Check every line below for the word "income" and copy each one that has it.

#### Stored data ####

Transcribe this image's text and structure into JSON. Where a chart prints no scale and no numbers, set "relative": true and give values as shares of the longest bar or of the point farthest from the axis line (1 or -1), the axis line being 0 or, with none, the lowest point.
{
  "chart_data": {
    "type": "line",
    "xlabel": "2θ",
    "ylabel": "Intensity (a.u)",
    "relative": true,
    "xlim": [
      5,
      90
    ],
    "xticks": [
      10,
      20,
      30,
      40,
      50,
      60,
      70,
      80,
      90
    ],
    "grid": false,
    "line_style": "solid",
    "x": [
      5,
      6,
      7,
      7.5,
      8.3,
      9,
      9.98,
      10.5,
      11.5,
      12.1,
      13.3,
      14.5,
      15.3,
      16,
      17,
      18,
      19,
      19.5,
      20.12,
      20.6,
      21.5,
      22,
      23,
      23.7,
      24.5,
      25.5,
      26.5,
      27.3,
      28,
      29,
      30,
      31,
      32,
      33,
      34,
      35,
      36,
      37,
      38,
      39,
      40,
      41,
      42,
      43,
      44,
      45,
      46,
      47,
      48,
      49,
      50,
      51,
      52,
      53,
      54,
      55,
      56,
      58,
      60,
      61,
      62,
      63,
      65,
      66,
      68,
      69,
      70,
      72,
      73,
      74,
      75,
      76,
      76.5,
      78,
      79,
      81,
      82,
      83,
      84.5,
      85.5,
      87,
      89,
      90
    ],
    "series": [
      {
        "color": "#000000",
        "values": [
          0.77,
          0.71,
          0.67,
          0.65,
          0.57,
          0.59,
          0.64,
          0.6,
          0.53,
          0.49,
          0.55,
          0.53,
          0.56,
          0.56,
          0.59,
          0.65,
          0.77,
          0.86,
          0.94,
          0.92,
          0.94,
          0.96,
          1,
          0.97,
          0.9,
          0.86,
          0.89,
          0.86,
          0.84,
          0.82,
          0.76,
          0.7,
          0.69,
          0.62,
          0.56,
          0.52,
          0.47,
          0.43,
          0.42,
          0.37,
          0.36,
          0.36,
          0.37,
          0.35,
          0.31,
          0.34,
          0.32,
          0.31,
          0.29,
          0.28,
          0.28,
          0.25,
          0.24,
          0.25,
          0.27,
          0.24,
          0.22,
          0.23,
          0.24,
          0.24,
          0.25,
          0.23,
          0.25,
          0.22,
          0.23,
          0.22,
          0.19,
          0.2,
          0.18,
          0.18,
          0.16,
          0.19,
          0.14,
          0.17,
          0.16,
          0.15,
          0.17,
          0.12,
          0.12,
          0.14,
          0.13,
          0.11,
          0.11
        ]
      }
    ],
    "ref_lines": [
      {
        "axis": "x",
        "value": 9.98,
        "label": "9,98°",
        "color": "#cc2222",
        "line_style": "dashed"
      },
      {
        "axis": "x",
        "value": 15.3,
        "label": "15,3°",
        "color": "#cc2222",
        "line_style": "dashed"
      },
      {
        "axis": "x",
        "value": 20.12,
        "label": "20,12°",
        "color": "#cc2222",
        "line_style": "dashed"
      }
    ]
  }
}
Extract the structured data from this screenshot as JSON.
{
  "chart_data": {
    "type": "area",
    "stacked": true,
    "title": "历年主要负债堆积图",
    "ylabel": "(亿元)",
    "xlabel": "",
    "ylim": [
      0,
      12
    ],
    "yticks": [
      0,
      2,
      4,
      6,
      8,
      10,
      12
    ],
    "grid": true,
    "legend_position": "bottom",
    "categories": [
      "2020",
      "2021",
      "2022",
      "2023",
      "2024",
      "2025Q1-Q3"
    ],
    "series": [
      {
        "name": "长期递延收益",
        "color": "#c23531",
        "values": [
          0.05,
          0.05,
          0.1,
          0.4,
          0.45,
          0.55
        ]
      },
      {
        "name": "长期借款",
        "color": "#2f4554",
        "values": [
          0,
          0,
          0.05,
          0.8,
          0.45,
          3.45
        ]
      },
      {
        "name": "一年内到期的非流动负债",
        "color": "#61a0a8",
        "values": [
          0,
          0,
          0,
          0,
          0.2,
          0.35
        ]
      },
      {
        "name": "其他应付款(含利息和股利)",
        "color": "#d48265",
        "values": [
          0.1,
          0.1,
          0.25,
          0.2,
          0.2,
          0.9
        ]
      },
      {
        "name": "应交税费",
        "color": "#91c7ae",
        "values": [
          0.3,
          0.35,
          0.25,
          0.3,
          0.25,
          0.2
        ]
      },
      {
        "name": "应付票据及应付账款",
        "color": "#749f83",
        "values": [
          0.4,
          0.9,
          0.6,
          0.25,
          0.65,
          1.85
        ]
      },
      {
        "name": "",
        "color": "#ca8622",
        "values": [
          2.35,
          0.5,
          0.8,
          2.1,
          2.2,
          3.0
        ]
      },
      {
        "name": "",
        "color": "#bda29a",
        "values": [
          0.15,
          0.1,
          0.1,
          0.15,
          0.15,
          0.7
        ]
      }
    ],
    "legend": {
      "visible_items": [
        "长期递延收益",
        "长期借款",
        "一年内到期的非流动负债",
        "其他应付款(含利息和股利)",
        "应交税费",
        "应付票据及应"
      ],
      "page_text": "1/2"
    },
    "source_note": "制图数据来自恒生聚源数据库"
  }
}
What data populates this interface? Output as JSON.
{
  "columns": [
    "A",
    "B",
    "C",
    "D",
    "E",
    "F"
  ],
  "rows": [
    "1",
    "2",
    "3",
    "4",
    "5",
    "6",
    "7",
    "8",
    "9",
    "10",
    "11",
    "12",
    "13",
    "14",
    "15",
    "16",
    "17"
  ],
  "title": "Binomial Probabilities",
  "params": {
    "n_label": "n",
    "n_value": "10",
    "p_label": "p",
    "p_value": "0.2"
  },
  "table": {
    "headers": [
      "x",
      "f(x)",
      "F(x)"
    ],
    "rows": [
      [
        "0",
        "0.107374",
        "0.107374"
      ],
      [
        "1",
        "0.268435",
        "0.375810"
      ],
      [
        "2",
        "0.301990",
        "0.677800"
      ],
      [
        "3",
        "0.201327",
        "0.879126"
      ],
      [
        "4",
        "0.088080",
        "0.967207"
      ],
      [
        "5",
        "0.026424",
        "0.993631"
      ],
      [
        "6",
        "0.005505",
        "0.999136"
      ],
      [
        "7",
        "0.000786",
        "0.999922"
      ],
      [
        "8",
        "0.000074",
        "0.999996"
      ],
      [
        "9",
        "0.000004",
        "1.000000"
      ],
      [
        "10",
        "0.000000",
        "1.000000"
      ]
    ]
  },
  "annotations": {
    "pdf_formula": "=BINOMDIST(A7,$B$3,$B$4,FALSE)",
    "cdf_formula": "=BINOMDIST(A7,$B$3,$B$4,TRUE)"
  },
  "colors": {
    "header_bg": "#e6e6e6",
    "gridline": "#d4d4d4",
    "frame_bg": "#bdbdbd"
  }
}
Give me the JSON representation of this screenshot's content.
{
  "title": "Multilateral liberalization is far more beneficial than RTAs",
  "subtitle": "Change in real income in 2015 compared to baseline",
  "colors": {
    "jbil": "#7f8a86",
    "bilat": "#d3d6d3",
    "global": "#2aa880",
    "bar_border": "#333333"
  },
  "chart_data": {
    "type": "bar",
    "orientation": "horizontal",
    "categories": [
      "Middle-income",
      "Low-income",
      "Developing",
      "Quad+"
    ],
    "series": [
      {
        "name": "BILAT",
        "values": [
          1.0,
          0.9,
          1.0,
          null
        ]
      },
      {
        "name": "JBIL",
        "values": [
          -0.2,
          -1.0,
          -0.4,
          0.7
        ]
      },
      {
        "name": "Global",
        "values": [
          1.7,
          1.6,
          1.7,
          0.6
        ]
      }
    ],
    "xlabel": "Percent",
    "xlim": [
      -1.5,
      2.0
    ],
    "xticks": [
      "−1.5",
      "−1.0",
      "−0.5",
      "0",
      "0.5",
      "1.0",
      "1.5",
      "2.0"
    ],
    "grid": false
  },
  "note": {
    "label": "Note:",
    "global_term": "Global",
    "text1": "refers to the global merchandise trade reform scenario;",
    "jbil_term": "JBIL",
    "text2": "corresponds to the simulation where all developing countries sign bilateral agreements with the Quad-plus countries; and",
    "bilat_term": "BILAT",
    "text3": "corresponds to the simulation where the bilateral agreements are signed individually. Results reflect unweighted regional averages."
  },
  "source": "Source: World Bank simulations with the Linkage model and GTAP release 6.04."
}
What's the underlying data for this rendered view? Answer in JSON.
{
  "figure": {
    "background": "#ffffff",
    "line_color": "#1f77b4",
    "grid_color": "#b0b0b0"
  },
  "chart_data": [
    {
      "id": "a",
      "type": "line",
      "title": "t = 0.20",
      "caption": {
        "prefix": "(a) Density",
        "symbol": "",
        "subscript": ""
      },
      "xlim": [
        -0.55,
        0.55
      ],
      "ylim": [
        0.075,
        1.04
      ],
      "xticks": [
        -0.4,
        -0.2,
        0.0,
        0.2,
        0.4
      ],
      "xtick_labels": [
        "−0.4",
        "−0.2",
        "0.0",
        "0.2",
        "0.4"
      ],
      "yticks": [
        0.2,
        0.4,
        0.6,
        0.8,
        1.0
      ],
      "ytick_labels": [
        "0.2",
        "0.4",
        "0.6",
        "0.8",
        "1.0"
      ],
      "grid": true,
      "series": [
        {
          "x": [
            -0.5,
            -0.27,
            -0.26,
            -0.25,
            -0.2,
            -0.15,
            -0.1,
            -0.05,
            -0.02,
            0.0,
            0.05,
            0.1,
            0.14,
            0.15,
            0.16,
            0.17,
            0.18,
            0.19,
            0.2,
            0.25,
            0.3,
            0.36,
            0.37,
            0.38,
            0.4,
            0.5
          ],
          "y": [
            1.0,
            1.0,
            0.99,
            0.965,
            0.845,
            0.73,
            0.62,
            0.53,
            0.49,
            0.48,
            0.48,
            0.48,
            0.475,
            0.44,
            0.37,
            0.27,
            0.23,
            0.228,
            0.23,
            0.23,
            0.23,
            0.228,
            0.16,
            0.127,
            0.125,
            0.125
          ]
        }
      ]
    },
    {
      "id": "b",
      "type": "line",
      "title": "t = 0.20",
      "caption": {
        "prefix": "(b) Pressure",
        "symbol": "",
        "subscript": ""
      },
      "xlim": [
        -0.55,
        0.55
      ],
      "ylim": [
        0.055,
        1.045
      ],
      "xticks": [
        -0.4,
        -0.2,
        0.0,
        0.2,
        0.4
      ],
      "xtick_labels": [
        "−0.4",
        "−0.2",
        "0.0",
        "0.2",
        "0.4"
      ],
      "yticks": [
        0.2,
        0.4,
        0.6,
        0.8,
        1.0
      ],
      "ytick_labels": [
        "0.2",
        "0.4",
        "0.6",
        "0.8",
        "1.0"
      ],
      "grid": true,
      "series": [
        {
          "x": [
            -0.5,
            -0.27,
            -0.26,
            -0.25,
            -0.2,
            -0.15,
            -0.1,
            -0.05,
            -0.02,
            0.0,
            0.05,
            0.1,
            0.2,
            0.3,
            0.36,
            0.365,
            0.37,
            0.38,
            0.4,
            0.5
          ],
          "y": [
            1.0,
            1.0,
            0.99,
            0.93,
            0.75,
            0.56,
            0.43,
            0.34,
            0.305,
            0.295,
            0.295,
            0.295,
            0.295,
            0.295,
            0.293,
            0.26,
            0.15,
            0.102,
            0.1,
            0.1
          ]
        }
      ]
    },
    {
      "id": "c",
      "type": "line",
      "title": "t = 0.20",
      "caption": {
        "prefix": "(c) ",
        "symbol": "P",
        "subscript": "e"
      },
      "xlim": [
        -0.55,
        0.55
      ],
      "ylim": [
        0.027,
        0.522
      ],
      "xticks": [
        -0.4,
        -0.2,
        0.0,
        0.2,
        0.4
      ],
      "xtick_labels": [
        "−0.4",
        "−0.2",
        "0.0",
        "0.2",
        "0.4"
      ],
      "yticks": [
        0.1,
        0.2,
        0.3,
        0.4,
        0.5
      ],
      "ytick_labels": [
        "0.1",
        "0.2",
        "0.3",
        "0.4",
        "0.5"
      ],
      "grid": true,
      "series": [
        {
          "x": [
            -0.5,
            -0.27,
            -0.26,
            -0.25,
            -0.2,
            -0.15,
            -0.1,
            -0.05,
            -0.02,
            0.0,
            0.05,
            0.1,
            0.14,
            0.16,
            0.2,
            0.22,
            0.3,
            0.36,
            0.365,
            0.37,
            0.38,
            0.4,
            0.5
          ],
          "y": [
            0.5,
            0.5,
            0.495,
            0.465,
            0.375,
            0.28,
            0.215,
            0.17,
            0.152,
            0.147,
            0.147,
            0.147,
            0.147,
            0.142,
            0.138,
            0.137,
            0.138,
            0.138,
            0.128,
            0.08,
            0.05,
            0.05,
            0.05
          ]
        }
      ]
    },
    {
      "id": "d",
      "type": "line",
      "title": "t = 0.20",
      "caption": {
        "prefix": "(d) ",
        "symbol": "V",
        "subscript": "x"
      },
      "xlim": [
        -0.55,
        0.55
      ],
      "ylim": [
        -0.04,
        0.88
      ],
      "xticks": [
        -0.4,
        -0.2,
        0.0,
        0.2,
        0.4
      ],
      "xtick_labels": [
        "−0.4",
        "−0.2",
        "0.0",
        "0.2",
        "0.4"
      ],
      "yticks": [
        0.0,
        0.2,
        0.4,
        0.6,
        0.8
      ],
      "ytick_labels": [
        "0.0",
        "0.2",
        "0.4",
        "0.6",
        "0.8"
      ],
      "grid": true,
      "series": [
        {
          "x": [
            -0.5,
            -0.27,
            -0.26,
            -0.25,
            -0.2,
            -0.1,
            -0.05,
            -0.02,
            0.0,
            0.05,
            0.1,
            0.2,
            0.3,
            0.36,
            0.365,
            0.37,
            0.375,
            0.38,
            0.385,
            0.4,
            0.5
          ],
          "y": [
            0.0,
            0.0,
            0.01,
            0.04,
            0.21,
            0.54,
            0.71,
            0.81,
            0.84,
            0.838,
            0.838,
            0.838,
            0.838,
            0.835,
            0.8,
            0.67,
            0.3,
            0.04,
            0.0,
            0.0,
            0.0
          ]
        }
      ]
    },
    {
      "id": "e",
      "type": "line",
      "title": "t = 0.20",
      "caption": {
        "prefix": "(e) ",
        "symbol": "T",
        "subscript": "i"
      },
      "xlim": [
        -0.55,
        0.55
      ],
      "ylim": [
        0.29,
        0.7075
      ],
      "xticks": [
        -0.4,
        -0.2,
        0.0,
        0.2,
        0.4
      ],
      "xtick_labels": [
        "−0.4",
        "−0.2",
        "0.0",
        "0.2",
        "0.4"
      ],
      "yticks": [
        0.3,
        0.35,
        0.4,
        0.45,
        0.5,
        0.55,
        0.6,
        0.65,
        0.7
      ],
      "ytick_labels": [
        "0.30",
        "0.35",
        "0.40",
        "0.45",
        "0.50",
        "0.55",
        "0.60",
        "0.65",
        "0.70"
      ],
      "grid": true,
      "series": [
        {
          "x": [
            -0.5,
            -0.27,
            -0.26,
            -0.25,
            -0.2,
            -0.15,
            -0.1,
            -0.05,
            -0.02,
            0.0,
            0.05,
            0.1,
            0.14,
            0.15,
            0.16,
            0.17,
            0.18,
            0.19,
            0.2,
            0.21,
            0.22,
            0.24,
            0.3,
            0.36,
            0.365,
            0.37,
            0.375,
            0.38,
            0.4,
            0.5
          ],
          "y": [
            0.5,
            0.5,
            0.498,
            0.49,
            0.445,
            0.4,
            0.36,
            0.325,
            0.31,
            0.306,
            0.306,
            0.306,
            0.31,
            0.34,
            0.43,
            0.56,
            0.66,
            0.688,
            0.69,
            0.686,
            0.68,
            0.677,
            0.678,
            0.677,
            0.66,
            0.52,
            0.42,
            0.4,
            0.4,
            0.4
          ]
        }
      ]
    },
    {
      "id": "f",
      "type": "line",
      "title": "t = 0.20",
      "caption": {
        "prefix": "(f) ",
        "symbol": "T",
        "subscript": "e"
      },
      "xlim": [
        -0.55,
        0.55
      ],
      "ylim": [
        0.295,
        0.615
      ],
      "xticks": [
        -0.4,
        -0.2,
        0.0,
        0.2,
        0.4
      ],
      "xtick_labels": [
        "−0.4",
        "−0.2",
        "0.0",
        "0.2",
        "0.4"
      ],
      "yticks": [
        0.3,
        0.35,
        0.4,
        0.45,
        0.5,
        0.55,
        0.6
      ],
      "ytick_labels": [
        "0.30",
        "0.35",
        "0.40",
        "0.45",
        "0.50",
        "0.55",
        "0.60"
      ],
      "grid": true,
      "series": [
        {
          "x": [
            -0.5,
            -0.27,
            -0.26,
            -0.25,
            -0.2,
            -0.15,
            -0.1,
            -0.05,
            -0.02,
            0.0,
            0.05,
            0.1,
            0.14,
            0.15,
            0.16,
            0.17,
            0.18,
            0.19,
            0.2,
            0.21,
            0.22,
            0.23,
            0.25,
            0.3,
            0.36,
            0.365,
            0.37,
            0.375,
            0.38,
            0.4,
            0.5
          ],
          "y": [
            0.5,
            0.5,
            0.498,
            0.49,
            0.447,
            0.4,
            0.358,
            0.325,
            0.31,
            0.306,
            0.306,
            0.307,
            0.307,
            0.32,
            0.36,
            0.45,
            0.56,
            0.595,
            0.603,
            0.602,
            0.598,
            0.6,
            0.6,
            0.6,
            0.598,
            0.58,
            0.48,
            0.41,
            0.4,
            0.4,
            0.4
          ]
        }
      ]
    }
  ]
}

####

§ Exercise output
  "subtitle": "Change in real income in 2015 compared to baseline",
      "Middle-income",
      "Low-income",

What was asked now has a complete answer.